Problem requirements>
Return the listing word for word, as given.
--- START ---
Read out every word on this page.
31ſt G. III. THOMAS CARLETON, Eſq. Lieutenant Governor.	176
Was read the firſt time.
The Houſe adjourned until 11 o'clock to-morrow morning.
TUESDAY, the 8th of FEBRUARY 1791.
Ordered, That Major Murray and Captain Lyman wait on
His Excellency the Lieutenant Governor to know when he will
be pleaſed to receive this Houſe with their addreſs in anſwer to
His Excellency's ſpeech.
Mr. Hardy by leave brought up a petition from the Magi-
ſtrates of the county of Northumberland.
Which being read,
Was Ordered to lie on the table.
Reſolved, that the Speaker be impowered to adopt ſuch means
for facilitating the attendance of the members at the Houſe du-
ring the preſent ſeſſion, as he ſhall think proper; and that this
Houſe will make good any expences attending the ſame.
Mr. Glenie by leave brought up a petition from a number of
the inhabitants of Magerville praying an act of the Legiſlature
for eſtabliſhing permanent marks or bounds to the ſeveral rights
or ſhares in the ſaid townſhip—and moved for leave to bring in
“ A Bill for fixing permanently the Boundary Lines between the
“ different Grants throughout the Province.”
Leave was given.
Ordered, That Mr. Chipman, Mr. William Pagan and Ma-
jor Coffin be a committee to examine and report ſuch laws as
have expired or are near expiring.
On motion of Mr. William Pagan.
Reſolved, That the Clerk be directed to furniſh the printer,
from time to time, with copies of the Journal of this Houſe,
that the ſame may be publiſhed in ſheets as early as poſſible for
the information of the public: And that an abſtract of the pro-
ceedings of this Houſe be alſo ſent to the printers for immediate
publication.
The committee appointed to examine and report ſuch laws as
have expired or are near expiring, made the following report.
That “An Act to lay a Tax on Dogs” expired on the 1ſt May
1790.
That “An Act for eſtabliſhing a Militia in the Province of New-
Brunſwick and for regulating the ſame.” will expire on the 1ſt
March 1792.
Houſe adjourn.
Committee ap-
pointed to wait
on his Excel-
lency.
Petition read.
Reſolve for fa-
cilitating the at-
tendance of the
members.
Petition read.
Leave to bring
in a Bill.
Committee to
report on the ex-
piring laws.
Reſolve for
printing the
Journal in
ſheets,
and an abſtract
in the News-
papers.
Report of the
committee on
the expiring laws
--- END ---
Reply to the task>
Read out every word on this page.
31ſt G. III. THOMAS CARLETON, Eſq. Lieutenant Governor.	176
Was read the firſt time.
The Houſe adjourned until 11 o'clock to-morrow morning.
TUESDAY, the 8th of FEBRUARY 1791.
Ordered, That Major Murray and Captain Lyman wait on
His Excellency the Lieutenant Governor to know when he will
be pleaſed to receive this Houſe with their addreſs in anſwer to
His Excellency's ſpeech.
Mr. Hardy by leave brought up a petition from the Magi-
ſtrates of the county of Northumberland.
Which being read,
Was Ordered to lie on the table.
Reſolved, that the Speaker be impowered to adopt ſuch means
for facilitating the attendance of the members at the Houſe du-
ring the preſent ſeſſion, as he ſhall think proper; and that this
Houſe will make good any expences attending the ſame.
Mr. Glenie by leave brought up a petition from a number of
the inhabitants of Magerville praying an act of the Legiſlature
for eſtabliſhing permanent marks or bounds to the ſeveral rights
or ſhares in the ſaid townſhip—and moved for leave to bring in
“ A Bill for fixing permanently the Boundary Lines between the
“ different Grants throughout the Province.”
Leave was given.
Ordered, That Mr. Chipman, Mr. William Pagan and Ma-
jor Coffin be a committee to examine and report ſuch laws as
have expired or are near expiring.
On motion of Mr. William Pagan.
Reſolved, That the Clerk be directed to furniſh the printer,
from time to time, with copies of the Journal of this Houſe,
that the ſame may be publiſhed in ſheets as early as poſſible for
the information of the public: And that an abſtract of the pro-
ceedings of this Houſe be alſo ſent to the printers for immediate
publication.
The committee appointed to examine and report ſuch laws as
have expired or are near expiring, made the following report.
That “An Act to lay a Tax on Dogs” expired on the 1ſt May
1790.
That “An Act for eſtabliſhing a Militia in the Province of New-
Brunſwick and for regulating the ſame.” will expire on the 1ſt
March 1792.
Houſe adjourn.
Committee ap-
pointed to wait
on his Excel-
lency.
Petition read.
Reſolve for fa-
cilitating the at-
tendance of the
members.
Petition read.
Leave to bring
in a Bill.
Committee to
report on the ex-
piring laws.
Reſolve for
printing the
Journal in
ſheets,
and an abſtract
in the News-
papers.
Report of the
committee on
the expiring laws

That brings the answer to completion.